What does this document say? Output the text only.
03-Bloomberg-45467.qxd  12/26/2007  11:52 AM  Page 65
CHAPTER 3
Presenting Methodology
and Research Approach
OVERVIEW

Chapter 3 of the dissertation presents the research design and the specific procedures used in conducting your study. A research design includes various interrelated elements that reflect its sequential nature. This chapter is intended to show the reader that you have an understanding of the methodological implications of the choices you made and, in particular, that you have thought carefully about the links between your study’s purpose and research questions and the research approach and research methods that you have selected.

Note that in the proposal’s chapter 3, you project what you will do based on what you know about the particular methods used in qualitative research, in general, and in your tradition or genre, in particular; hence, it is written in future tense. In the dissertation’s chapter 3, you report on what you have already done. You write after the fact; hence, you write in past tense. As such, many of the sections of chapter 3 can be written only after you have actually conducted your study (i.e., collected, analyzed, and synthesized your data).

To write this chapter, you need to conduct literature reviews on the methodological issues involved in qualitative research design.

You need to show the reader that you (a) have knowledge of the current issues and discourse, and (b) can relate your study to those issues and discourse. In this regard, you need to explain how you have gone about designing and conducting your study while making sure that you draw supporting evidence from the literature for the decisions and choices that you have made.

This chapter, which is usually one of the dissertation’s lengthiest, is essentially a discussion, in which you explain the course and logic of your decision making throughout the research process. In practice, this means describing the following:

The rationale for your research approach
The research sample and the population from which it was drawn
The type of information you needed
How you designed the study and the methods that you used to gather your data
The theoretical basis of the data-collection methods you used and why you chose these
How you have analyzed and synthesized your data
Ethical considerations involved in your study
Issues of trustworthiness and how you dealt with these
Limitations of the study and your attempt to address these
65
※
■ **Goal**: Reply with one number only: the count of lines in the entries that contain "used".

■ **Exercise result**: 4